Text provided:
-------

Evidence requirements vary by control, but expected to provide proof for the majority of questions, especially if you’re going for Cyber Essentials Plus.

Tip: Don’t spread your evidence across multiple folders, systems, or inboxes. Store it all in one location. Better yet, use a compliance platform that automates evidence collection from your existing tools, like your endpoint management system, identity provider, or patching solution.

Step 4: Complete the Questionnaire Accurately

Now that you’ve scoped your environment and validated your controls, it’s time to fill out the SAQ.

  • Be precise. Avoid vague answers or estimates.
  • Stick to facts. Don’t assume something is “probably configured” — check it.
  • Collaborate with your technical teams. The person responsible for network settings isn’t always the one filling out the form, so loop in your security and IT staff as needed.
  • Track who answered what. If the certification body comes back with follow-ups, you’ll want to know who owns each response.

Once it’s complete, submit the SAQ through your chosen certification body’s platform and pay the certification fee. Basic certification requires board-level sign-off, while Cyber Essentials Plus includes an independent audit.

Step 5: Remediate Gaps (If Needed)

If you come across missing controls or weak configurations during the process, you’ve got two choices:

  1. Submit the SAQ as-is and prepare to handle feedback from the certifying body.
  2. Pause submission, fix the issues, then submit once you’re fully ready.

-------

Source data:
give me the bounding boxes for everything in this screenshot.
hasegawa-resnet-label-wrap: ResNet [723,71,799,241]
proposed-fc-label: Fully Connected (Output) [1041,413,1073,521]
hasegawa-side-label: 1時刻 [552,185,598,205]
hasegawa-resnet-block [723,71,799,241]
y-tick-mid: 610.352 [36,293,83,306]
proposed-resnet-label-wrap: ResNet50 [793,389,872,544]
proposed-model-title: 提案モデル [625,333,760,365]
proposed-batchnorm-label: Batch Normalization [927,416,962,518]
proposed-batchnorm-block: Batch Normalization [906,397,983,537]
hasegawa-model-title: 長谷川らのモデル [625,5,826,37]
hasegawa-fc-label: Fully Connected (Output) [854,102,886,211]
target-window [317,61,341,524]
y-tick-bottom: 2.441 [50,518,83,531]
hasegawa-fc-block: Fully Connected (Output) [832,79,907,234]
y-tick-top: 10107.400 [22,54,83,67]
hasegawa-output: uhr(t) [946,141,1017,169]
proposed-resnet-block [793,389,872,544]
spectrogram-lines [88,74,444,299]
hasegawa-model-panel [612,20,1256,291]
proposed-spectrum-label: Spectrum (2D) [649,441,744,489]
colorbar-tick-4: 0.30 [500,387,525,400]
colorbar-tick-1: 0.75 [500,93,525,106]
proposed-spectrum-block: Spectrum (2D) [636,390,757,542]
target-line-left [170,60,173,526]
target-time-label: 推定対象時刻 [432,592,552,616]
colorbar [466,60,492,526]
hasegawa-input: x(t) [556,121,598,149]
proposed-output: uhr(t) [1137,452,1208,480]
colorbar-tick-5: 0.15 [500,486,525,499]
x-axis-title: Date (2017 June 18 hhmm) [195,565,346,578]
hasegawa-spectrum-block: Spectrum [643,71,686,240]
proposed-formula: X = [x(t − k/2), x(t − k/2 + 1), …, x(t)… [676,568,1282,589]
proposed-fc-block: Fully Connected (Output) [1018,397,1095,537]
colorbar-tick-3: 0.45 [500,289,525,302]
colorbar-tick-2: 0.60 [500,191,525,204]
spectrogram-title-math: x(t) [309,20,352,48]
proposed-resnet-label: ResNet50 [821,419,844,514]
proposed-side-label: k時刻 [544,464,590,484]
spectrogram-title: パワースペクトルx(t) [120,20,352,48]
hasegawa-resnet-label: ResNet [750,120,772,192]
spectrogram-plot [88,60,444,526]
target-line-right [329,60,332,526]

-------

Tasks for this exercise:
#1 Using the Cyber Essentials excerpt, decide whether each statement agrees with it. Answer yes or no for each and quote the deciding words. (a) Basic certification includes an independent audit. (b) Evidence should be kept in a single location. (c) The SAQ is submitted through the chosen certification body's platform.
#2 Duplicate the part of the Cyber Essentials excerpt that begins at the words "Tip: Don’t spread" and stops after "out the SAQ.".

Results by task:
#1
(a) No. "Basic certification requires board-level sign-off, while Cyber Essentials Plus includes an independent audit."
(b) Yes. "Store it all in one location."
(c) Yes. "submit the SAQ through your chosen certification body’s platform and pay the certification fee"

#2
Tip: Don’t spread your evidence across multiple folders, systems, or inboxes. Store it all in one location. Better yet, use a compliance platform that automates evidence collection from your existing tools, like your endpoint management system, identity provider, or patching solution.

Step 4: Complete the Questionnaire Accurately

Now that you’ve scoped your environment and validated your controls, it’s time to fill out the SAQ.